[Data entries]
———
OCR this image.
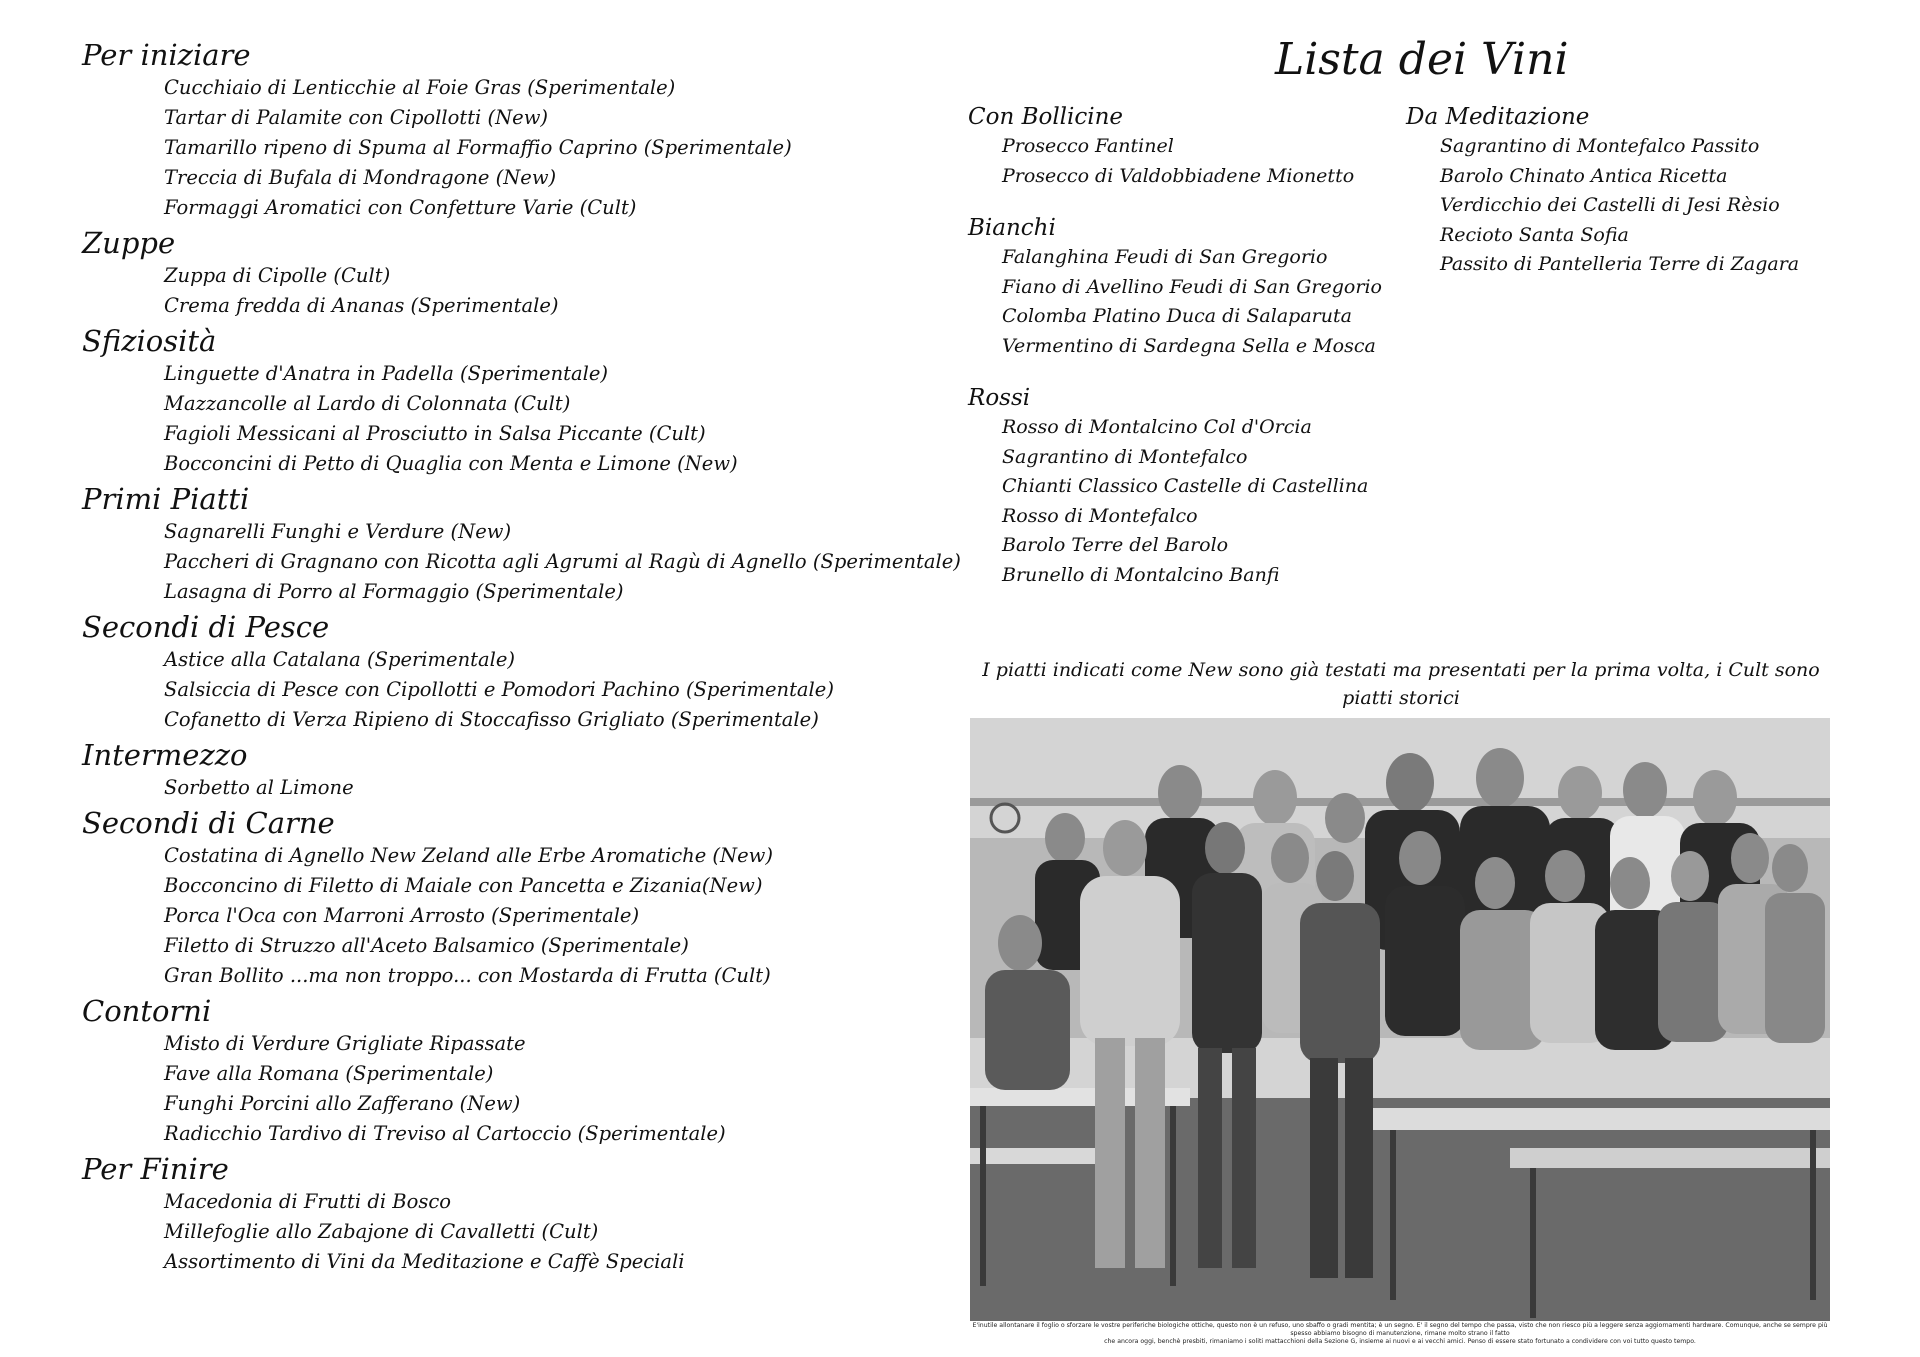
Per iniziare
Cucchiaio di Lenticchie al Foie Gras (Sperimentale)
Tartar di Palamite con Cipollotti (New)
Tamarillo ripeno di Spuma al Formaffio Caprino (Sperimentale)
Treccia di Bufala di Mondragone (New)
Formaggi Aromatici con Confetture Varie (Cult)
Zuppe
Zuppa di Cipolle (Cult)
Crema fredda di Ananas (Sperimentale)
Sfiziosità
Linguette d'Anatra in Padella (Sperimentale)
Mazzancolle al Lardo di Colonnata (Cult)
Fagioli Messicani al Prosciutto in Salsa Piccante (Cult)
Bocconcini di Petto di Quaglia con Menta e Limone (New)
Primi Piatti
Sagnarelli Funghi e Verdure (New)
Paccheri di Gragnano con Ricotta agli Agrumi al Ragù di Agnello (Sperimentale)
Lasagna di Porro al Formaggio (Sperimentale)
Secondi di Pesce
Astice alla Catalana (Sperimentale)
Salsiccia di Pesce con Cipollotti e Pomodori Pachino (Sperimentale)
Cofanetto di Verza Ripieno di Stoccafisso Grigliato (Sperimentale)
Intermezzo
Sorbetto al Limone
Secondi di Carne
Costatina di Agnello New Zeland alle Erbe Aromatiche (New)
Bocconcino di Filetto di Maiale con Pancetta e Zizania(New)
Porca l'Oca con Marroni Arrosto (Sperimentale)
Filetto di Struzzo all'Aceto Balsamico (Sperimentale)
Gran Bollito ...ma non troppo... con Mostarda di Frutta (Cult)
Contorni
Misto di Verdure Grigliate Ripassate
Fave alla Romana (Sperimentale)
Funghi Porcini allo Zafferano (New)
Radicchio Tardivo di Treviso al Cartoccio (Sperimentale)
Per Finire
Macedonia di Frutti di Bosco
Millefoglie allo Zabajone di Cavalletti (Cult)
Assortimento di Vini da Meditazione e Caffè Speciali
Lista dei Vini
Con Bollicine
Prosecco Fantinel
Prosecco di Valdobbiadene Mionetto
Bianchi
Falanghina Feudi di San Gregorio
Fiano di Avellino Feudi di San Gregorio
Colomba Platino Duca di Salaparuta
Vermentino di Sardegna Sella e Mosca
Rossi
Rosso di Montalcino Col d'Orcia
Sagrantino di Montefalco
Chianti Classico Castelle di Castellina
Rosso di Montefalco
Barolo Terre del Barolo
Brunello di Montalcino Banfi
Da Meditazione
Sagrantino di Montefalco Passito
Barolo Chinato Antica Ricetta
Verdicchio dei Castelli di Jesi Rèsio
Recioto Santa Sofia
Passito di Pantelleria Terre di Zagara
I piatti indicati come New sono già testati ma presentati per la prima volta, i Cult sono piatti storici
E'inutile allontanare il foglio o sforzare le vostre periferiche biologiche ottiche, questo non è un refuso, uno sbaffo o gradi mentita; è un segno. E' il segno del tempo che passa, visto che non riesco più a leggere senza aggiornamenti hardware. Comunque, anche se sempre più spesso abbiamo bisogno di manutenzione, rimane molto strano il fatto
che ancora oggi, benchè presbiti, rimaniamo i soliti mattacchioni della Sezione G, insieme ai nuovi e ai vecchi amici. Penso di essere stato fortunato a condividere con voi tutto questo tempo.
———
Reproduce the material above in full, exactly, with no images.

OCR this image.
Per iniziare
Cucchiaio di Lenticchie al Foie Gras (Sperimentale)
Tartar di Palamite con Cipollotti (New)
Tamarillo ripeno di Spuma al Formaffio Caprino (Sperimentale)
Treccia di Bufala di Mondragone (New)
Formaggi Aromatici con Confetture Varie (Cult)
Zuppe
Zuppa di Cipolle (Cult)
Crema fredda di Ananas (Sperimentale)
Sfiziosità
Linguette d'Anatra in Padella (Sperimentale)
Mazzancolle al Lardo di Colonnata (Cult)
Fagioli Messicani al Prosciutto in Salsa Piccante (Cult)
Bocconcini di Petto di Quaglia con Menta e Limone (New)
Primi Piatti
Sagnarelli Funghi e Verdure (New)
Paccheri di Gragnano con Ricotta agli Agrumi al Ragù di Agnello (Sperimentale)
Lasagna di Porro al Formaggio (Sperimentale)
Secondi di Pesce
Astice alla Catalana (Sperimentale)
Salsiccia di Pesce con Cipollotti e Pomodori Pachino (Sperimentale)
Cofanetto di Verza Ripieno di Stoccafisso Grigliato (Sperimentale)
Intermezzo
Sorbetto al Limone
Secondi di Carne
Costatina di Agnello New Zeland alle Erbe Aromatiche (New)
Bocconcino di Filetto di Maiale con Pancetta e Zizania(New)
Porca l'Oca con Marroni Arrosto (Sperimentale)
Filetto di Struzzo all'Aceto Balsamico (Sperimentale)
Gran Bollito ...ma non troppo... con Mostarda di Frutta (Cult)
Contorni
Misto di Verdure Grigliate Ripassate
Fave alla Romana (Sperimentale)
Funghi Porcini allo Zafferano (New)
Radicchio Tardivo di Treviso al Cartoccio (Sperimentale)
Per Finire
Macedonia di Frutti di Bosco
Millefoglie allo Zabajone di Cavalletti (Cult)
Assortimento di Vini da Meditazione e Caffè Speciali
Lista dei Vini
Con Bollicine
Prosecco Fantinel
Prosecco di Valdobbiadene Mionetto
Bianchi
Falanghina Feudi di San Gregorio
Fiano di Avellino Feudi di San Gregorio
Colomba Platino Duca di Salaparuta
Vermentino di Sardegna Sella e Mosca
Rossi
Rosso di Montalcino Col d'Orcia
Sagrantino di Montefalco
Chianti Classico Castelle di Castellina
Rosso di Montefalco
Barolo Terre del Barolo
Brunello di Montalcino Banfi
Da Meditazione
Sagrantino di Montefalco Passito
Barolo Chinato Antica Ricetta
Verdicchio dei Castelli di Jesi Rèsio
Recioto Santa Sofia
Passito di Pantelleria Terre di Zagara
I piatti indicati come New sono già testati ma presentati per la prima volta, i Cult sono piatti storici
E'inutile allontanare il foglio o sforzare le vostre periferiche biologiche ottiche, questo non è un refuso, uno sbaffo o gradi mentita; è un segno. E' il segno del tempo che passa, visto che non riesco più a leggere senza aggiornamenti hardware. Comunque, anche se sempre più spesso abbiamo bisogno di manutenzione, rimane molto strano il fatto
che ancora oggi, benchè presbiti, rimaniamo i soliti mattacchioni della Sezione G, insieme ai nuovi e ai vecchi amici. Penso di essere stato fortunato a condividere con voi tutto questo tempo.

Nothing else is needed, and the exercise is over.